### WORK TO BE COMPLETED
Report every line of the records below that includes the string "COVID".

* * * * *

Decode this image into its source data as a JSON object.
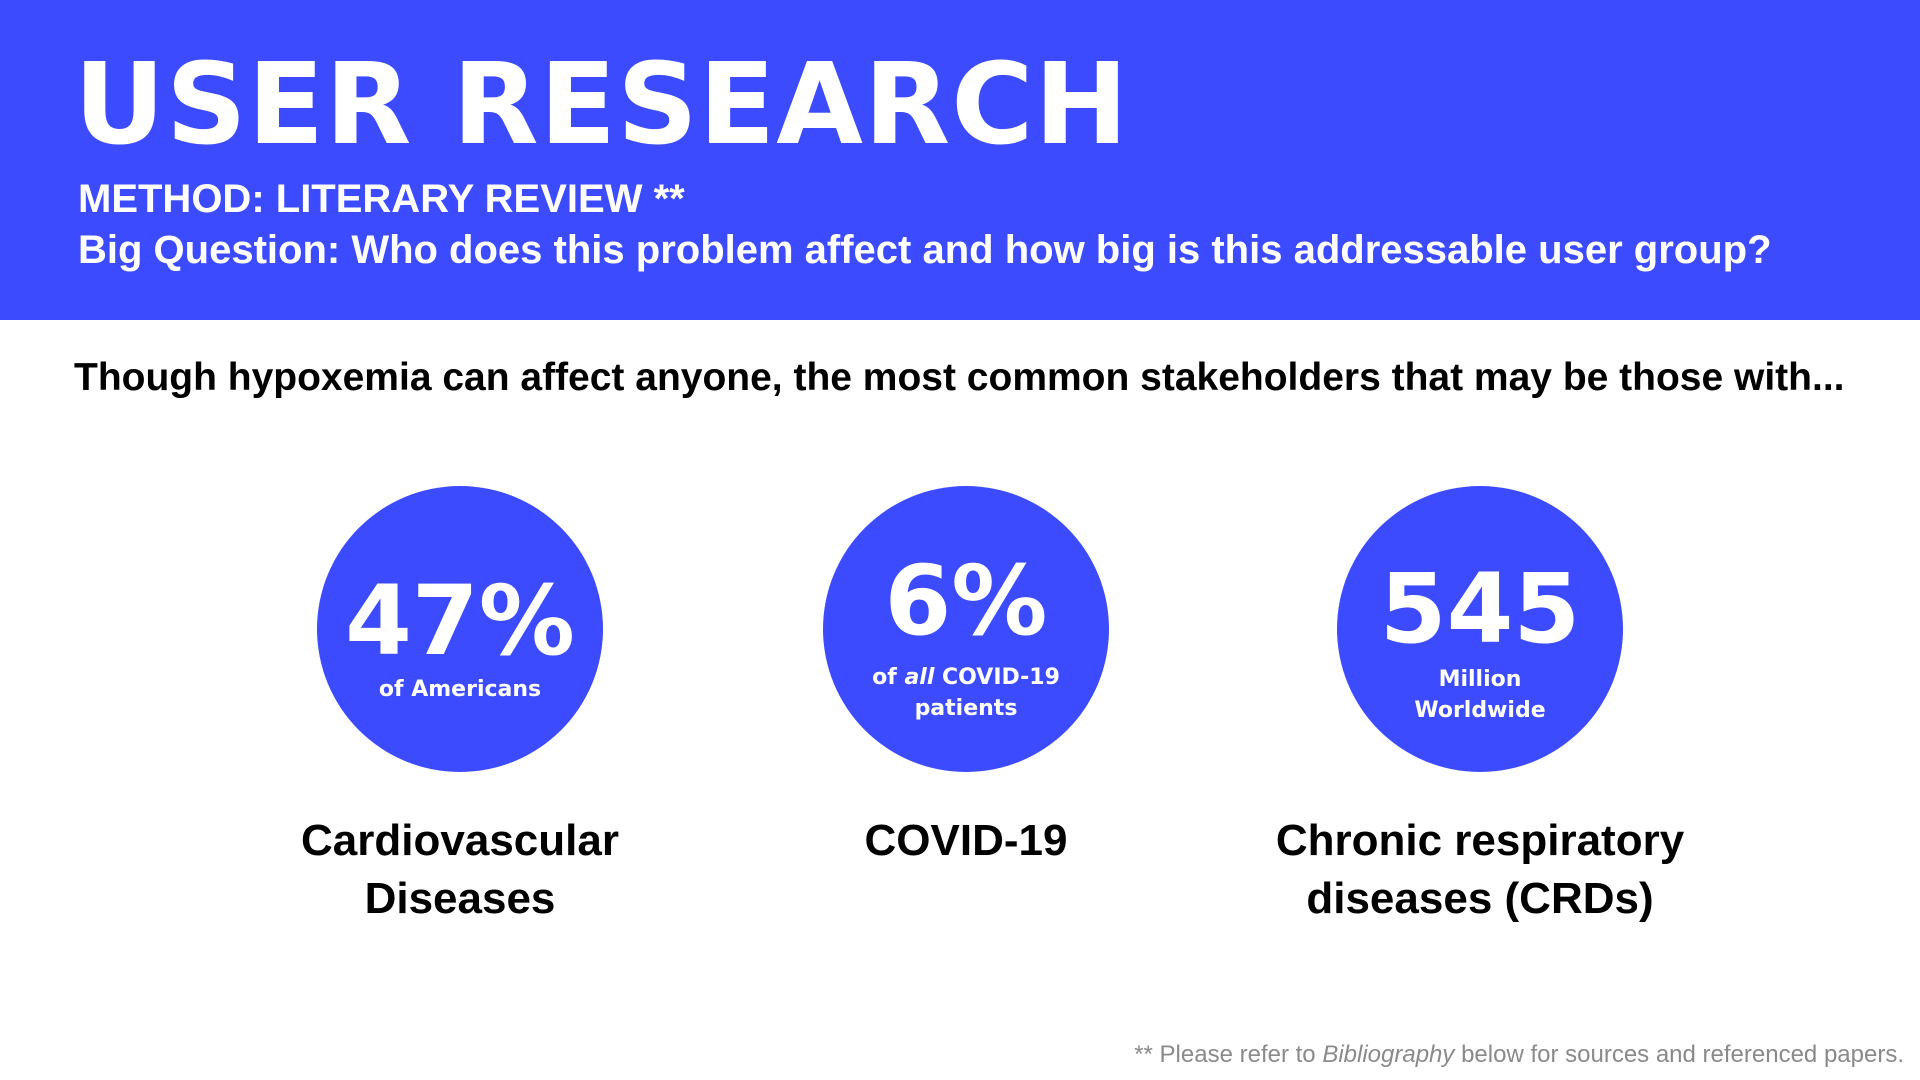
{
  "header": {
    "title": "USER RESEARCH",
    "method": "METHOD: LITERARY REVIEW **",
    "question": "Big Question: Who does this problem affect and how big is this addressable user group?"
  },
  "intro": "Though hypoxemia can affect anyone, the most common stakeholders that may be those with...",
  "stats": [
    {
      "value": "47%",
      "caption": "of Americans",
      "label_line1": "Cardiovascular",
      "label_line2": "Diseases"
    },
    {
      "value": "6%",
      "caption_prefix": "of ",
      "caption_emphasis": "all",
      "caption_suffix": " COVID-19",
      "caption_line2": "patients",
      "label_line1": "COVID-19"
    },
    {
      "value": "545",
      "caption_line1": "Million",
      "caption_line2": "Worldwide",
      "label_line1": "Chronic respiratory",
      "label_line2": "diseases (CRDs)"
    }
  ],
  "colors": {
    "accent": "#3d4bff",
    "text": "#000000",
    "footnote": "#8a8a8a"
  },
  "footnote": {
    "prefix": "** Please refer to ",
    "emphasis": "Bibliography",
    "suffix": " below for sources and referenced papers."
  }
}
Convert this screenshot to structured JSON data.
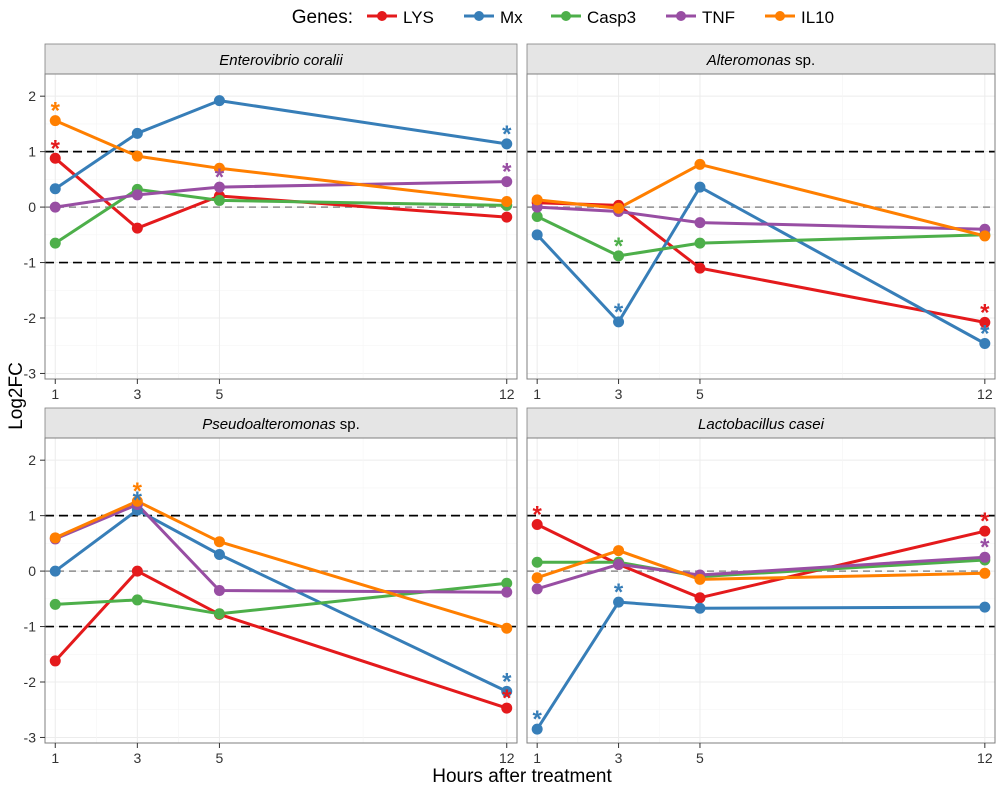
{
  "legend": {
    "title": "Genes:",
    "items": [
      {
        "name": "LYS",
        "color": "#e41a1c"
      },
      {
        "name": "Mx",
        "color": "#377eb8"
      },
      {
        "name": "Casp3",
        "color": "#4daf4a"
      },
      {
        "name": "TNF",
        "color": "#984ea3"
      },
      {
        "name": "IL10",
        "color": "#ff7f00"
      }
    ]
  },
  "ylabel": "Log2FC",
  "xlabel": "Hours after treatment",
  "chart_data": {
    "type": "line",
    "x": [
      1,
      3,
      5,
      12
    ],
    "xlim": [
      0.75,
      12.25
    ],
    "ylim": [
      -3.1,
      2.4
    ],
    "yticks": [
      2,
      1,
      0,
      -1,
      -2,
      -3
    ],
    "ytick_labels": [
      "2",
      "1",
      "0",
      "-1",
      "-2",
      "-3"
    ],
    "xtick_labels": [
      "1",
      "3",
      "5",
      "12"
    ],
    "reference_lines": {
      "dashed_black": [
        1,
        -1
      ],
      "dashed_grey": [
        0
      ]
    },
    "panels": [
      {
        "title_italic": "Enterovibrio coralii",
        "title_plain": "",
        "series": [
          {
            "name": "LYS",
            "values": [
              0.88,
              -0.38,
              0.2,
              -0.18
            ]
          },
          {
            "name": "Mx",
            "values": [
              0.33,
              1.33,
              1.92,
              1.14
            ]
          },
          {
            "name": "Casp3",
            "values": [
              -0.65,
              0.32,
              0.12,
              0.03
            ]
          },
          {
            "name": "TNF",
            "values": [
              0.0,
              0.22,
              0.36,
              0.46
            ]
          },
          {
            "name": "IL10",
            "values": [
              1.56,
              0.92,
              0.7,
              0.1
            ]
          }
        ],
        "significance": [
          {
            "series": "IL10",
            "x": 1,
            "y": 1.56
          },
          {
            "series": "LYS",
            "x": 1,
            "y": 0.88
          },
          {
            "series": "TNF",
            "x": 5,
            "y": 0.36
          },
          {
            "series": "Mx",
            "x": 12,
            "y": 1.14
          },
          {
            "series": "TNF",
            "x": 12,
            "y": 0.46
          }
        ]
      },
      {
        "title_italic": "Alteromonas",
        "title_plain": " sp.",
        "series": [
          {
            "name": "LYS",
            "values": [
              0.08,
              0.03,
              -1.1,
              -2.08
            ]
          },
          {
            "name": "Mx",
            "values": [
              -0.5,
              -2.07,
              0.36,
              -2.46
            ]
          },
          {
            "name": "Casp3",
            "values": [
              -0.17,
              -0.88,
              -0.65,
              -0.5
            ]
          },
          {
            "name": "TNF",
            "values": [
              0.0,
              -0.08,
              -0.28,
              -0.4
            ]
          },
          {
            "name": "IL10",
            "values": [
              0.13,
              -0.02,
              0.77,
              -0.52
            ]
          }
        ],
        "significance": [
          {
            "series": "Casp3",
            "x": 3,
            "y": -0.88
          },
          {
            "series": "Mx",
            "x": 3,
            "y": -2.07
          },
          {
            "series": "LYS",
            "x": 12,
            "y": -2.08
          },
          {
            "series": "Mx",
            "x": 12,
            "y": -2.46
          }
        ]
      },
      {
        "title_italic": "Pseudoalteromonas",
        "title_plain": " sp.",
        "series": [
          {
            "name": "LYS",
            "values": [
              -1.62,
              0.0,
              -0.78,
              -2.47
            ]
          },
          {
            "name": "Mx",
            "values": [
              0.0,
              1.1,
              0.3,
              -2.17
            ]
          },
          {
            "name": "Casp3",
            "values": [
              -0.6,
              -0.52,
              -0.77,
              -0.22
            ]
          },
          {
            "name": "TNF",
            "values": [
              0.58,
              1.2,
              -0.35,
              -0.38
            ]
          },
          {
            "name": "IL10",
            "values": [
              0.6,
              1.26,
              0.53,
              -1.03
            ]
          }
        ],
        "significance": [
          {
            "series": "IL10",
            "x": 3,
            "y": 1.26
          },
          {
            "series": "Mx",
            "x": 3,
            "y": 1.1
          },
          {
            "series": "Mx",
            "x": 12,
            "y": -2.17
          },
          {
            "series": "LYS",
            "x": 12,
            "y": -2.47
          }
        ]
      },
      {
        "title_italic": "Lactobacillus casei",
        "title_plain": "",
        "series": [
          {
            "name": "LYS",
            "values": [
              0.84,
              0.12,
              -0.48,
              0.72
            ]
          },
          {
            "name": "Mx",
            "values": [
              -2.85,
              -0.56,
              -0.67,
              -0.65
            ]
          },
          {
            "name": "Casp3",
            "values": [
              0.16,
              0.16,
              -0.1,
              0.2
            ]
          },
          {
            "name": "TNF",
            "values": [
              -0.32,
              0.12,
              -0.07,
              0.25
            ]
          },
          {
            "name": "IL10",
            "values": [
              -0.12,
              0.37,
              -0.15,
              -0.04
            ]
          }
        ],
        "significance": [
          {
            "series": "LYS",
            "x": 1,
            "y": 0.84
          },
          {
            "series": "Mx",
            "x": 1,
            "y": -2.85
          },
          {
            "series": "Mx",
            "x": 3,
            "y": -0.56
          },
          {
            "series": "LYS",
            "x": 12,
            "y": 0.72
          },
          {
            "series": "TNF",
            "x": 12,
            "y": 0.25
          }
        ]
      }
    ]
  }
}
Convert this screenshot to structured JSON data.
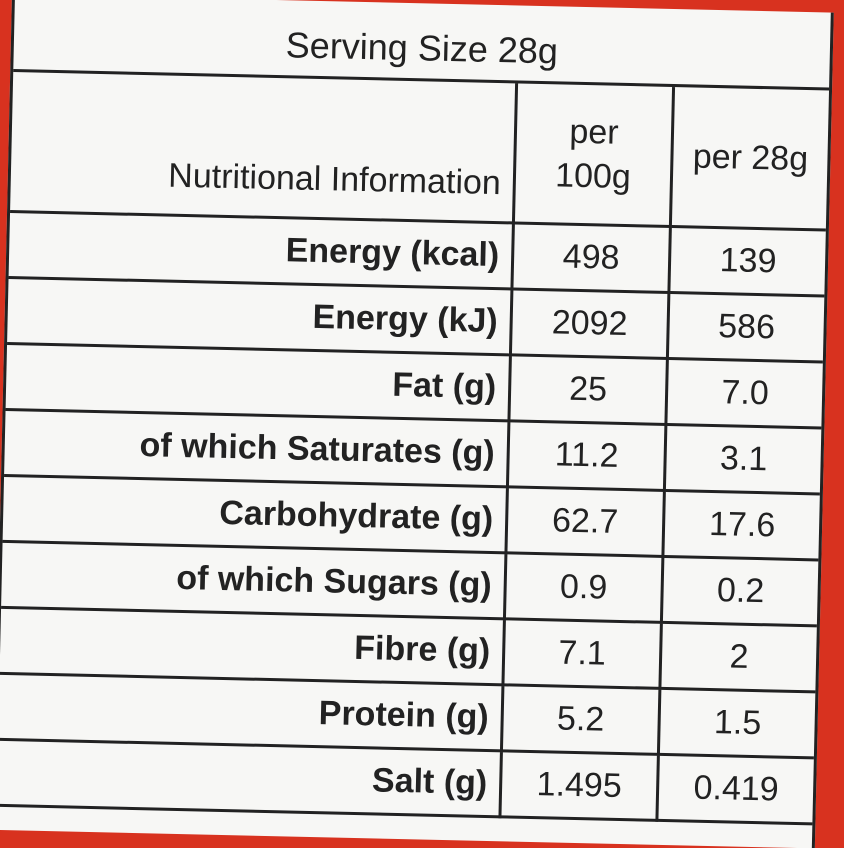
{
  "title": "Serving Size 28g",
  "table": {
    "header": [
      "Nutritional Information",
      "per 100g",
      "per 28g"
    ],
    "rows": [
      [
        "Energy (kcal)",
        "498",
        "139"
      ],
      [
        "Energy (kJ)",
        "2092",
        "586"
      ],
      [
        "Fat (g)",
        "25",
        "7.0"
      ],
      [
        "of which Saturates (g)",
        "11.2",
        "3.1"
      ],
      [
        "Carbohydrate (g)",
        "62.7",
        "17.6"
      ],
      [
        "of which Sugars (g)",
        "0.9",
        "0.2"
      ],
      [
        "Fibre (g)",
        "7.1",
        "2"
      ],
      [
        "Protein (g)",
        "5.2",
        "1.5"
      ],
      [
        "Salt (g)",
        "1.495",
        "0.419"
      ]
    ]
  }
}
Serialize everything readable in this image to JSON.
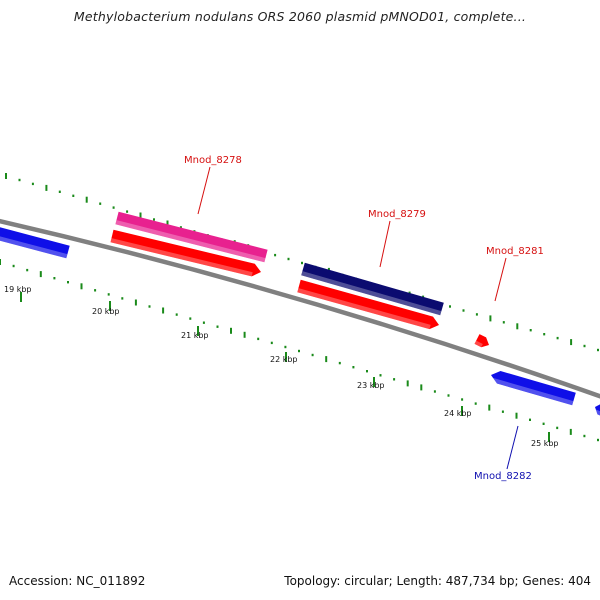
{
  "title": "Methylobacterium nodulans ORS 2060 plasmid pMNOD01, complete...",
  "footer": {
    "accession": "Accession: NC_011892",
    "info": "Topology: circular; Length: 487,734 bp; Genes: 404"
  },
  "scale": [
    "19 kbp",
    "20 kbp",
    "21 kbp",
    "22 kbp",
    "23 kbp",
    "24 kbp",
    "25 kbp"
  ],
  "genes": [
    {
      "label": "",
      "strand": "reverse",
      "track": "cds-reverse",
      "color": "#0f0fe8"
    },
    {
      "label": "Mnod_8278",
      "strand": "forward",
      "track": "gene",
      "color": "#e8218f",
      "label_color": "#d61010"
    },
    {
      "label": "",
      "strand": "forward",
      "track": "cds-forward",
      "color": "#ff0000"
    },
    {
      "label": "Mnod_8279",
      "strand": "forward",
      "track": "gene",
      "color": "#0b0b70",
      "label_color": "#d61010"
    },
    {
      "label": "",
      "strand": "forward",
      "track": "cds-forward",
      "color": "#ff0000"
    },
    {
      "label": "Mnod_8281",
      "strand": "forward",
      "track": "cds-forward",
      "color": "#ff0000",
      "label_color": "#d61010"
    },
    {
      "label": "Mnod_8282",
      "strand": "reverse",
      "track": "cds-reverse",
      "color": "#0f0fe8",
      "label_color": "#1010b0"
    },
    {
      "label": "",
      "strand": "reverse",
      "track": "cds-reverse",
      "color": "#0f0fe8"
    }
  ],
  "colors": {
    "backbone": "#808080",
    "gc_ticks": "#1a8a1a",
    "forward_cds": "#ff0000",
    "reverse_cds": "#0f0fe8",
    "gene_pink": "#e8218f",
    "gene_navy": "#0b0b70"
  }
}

* * * * *

### RESULT OF THIS EXERCISE
      "caption_suffix": " COVID-19",
      "label_line1": "COVID-19"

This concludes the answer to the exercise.